Direction.
Give a verbatim quotation of every record.

Dataset rows.
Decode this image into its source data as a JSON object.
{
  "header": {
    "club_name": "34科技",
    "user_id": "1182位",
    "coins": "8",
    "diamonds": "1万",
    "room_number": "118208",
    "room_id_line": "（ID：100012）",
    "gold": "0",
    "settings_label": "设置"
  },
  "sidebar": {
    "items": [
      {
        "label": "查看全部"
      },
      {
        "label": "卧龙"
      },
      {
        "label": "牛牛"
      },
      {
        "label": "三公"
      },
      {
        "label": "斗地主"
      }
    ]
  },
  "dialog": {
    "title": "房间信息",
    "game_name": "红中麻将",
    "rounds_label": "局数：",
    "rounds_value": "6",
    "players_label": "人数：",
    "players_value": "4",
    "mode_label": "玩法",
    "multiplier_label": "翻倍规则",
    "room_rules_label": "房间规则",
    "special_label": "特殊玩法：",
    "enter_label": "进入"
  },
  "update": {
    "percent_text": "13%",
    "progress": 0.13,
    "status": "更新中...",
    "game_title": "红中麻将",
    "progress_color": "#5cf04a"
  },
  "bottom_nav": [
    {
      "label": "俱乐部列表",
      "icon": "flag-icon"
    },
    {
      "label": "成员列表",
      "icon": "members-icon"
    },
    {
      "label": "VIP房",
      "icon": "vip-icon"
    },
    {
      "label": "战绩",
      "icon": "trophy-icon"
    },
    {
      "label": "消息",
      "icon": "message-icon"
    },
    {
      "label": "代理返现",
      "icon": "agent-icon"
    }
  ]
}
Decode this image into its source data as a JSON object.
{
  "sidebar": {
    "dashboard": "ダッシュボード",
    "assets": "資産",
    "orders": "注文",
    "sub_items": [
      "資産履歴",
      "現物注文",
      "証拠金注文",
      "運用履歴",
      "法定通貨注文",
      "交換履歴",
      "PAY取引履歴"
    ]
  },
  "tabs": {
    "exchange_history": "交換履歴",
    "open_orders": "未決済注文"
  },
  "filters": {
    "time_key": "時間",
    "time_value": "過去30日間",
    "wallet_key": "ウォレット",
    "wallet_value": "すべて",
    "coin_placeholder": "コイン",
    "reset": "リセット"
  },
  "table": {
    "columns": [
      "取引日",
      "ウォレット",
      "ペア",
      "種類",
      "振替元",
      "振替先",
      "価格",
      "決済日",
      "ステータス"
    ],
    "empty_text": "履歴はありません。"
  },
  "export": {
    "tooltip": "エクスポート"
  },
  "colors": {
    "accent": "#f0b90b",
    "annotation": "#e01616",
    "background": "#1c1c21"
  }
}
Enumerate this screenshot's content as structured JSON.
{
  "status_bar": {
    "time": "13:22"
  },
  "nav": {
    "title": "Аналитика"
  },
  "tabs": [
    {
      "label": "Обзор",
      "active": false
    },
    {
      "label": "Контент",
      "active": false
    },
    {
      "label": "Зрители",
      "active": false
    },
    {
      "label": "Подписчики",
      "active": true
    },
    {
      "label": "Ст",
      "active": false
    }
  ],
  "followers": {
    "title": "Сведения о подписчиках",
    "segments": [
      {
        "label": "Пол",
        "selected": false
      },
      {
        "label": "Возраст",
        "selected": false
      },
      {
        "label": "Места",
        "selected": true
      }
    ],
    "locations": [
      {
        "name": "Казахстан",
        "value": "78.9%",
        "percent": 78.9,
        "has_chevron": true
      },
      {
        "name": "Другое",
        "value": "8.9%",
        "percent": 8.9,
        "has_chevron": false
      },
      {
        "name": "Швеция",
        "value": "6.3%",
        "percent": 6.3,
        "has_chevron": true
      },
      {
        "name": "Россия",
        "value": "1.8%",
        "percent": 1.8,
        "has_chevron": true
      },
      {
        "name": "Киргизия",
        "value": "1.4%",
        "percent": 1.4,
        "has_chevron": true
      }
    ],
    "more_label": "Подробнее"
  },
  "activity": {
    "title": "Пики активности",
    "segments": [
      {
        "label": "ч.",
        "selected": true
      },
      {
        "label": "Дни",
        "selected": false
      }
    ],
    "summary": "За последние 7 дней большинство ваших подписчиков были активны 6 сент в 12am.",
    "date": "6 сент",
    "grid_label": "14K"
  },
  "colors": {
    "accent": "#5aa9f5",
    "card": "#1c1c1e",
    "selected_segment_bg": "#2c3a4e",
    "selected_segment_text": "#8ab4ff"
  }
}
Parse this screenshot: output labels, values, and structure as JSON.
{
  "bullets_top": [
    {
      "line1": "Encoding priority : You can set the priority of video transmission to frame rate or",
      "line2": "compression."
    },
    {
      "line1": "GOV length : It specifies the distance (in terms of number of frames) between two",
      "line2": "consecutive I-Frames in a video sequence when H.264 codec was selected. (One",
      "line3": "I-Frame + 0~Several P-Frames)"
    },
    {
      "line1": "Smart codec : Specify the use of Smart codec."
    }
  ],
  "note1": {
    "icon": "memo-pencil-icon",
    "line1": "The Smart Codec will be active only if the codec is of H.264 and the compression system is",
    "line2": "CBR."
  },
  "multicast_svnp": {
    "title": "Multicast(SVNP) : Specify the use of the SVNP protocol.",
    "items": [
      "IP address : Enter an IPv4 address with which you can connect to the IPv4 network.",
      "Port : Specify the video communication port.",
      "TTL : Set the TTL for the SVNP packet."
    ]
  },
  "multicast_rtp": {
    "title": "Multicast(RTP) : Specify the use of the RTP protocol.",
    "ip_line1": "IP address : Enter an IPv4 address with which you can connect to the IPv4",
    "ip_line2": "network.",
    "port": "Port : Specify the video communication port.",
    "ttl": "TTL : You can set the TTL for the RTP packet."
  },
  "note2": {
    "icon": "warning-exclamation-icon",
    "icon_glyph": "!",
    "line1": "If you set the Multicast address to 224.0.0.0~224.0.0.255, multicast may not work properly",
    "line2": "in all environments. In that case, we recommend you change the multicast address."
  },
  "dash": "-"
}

The completed task.
Decode this image into its source data as a JSON object.
{
  "header": {
    "club_name": "34科技",
    "user_id": "1182位",
    "coins": "8",
    "diamonds": "1万",
    "room_number": "118208",
    "room_id_line": "（ID：100012）",
    "gold": "0",
    "settings_label": "设置"
  },
  "sidebar": {
    "items": [
      {
        "label": "查看全部"
      },
      {
        "label": "卧龙"
      },
      {
        "label": "牛牛"
      },
      {
        "label": "三公"
      },
      {
        "label": "斗地主"
      }
    ]
  },
  "dialog": {
    "title": "房间信息",
    "game_name": "红中麻将",
    "rounds_label": "局数：",
    "rounds_value": "6",
    "players_label": "人数：",
    "players_value": "4",
    "mode_label": "玩法",
    "multiplier_label": "翻倍规则",
    "room_rules_label": "房间规则",
    "special_label": "特殊玩法：",
    "enter_label": "进入"
  },
  "update": {
    "percent_text": "13%",
    "progress": 0.13,
    "status": "更新中...",
    "game_title": "红中麻将",
    "progress_color": "#5cf04a"
  },
  "bottom_nav": [
    {
      "label": "俱乐部列表",
      "icon": "flag-icon"
    },
    {
      "label": "成员列表",
      "icon": "members-icon"
    },
    {
      "label": "VIP房",
      "icon": "vip-icon"
    },
    {
      "label": "战绩",
      "icon": "trophy-icon"
    },
    {
      "label": "消息",
      "icon": "message-icon"
    },
    {
      "label": "代理返现",
      "icon": "agent-icon"
    }
  ]
}
Decode this image into its source data as a JSON object.
{
  "sidebar": {
    "dashboard": "ダッシュボード",
    "assets": "資産",
    "orders": "注文",
    "sub_items": [
      "資産履歴",
      "現物注文",
      "証拠金注文",
      "運用履歴",
      "法定通貨注文",
      "交換履歴",
      "PAY取引履歴"
    ]
  },
  "tabs": {
    "exchange_history": "交換履歴",
    "open_orders": "未決済注文"
  },
  "filters": {
    "time_key": "時間",
    "time_value": "過去30日間",
    "wallet_key": "ウォレット",
    "wallet_value": "すべて",
    "coin_placeholder": "コイン",
    "reset": "リセット"
  },
  "table": {
    "columns": [
      "取引日",
      "ウォレット",
      "ペア",
      "種類",
      "振替元",
      "振替先",
      "価格",
      "決済日",
      "ステータス"
    ],
    "empty_text": "履歴はありません。"
  },
  "export": {
    "tooltip": "エクスポート"
  },
  "colors": {
    "accent": "#f0b90b",
    "annotation": "#e01616",
    "background": "#1c1c21"
  }
}
Enumerate this screenshot's content as structured JSON.
{
  "status_bar": {
    "time": "13:22"
  },
  "nav": {
    "title": "Аналитика"
  },
  "tabs": [
    {
      "label": "Обзор",
      "active": false
    },
    {
      "label": "Контент",
      "active": false
    },
    {
      "label": "Зрители",
      "active": false
    },
    {
      "label": "Подписчики",
      "active": true
    },
    {
      "label": "Ст",
      "active": false
    }
  ],
  "followers": {
    "title": "Сведения о подписчиках",
    "segments": [
      {
        "label": "Пол",
        "selected": false
      },
      {
        "label": "Возраст",
        "selected": false
      },
      {
        "label": "Места",
        "selected": true
      }
    ],
    "locations": [
      {
        "name": "Казахстан",
        "value": "78.9%",
        "percent": 78.9,
        "has_chevron": true
      },
      {
        "name": "Другое",
        "value": "8.9%",
        "percent": 8.9,
        "has_chevron": false
      },
      {
        "name": "Швеция",
        "value": "6.3%",
        "percent": 6.3,
        "has_chevron": true
      },
      {
        "name": "Россия",
        "value": "1.8%",
        "percent": 1.8,
        "has_chevron": true
      },
      {
        "name": "Киргизия",
        "value": "1.4%",
        "percent": 1.4,
        "has_chevron": true
      }
    ],
    "more_label": "Подробнее"
  },
  "activity": {
    "title": "Пики активности",
    "segments": [
      {
        "label": "ч.",
        "selected": true
      },
      {
        "label": "Дни",
        "selected": false
      }
    ],
    "summary": "За последние 7 дней большинство ваших подписчиков были активны 6 сент в 12am.",
    "date": "6 сент",
    "grid_label": "14K"
  },
  "colors": {
    "accent": "#5aa9f5",
    "card": "#1c1c1e",
    "selected_segment_bg": "#2c3a4e",
    "selected_segment_text": "#8ab4ff"
  }
}
Parse this screenshot: output labels, values, and structure as JSON.
{
  "bullets_top": [
    {
      "line1": "Encoding priority : You can set the priority of video transmission to frame rate or",
      "line2": "compression."
    },
    {
      "line1": "GOV length : It specifies the distance (in terms of number of frames) between two",
      "line2": "consecutive I-Frames in a video sequence when H.264 codec was selected. (One",
      "line3": "I-Frame + 0~Several P-Frames)"
    },
    {
      "line1": "Smart codec : Specify the use of Smart codec."
    }
  ],
  "note1": {
    "icon": "memo-pencil-icon",
    "line1": "The Smart Codec will be active only if the codec is of H.264 and the compression system is",
    "line2": "CBR."
  },
  "multicast_svnp": {
    "title": "Multicast(SVNP) : Specify the use of the SVNP protocol.",
    "items": [
      "IP address : Enter an IPv4 address with which you can connect to the IPv4 network.",
      "Port : Specify the video communication port.",
      "TTL : Set the TTL for the SVNP packet."
    ]
  },
  "multicast_rtp": {
    "title": "Multicast(RTP) : Specify the use of the RTP protocol.",
    "ip_line1": "IP address : Enter an IPv4 address with which you can connect to the IPv4",
    "ip_line2": "network.",
    "port": "Port : Specify the video communication port.",
    "ttl": "TTL : You can set the TTL for the RTP packet."
  },
  "note2": {
    "icon": "warning-exclamation-icon",
    "icon_glyph": "!",
    "line1": "If you set the Multicast address to 224.0.0.0~224.0.0.255, multicast may not work properly",
    "line2": "in all environments. In that case, we recommend you change the multicast address."
  },
  "dash": "-"
}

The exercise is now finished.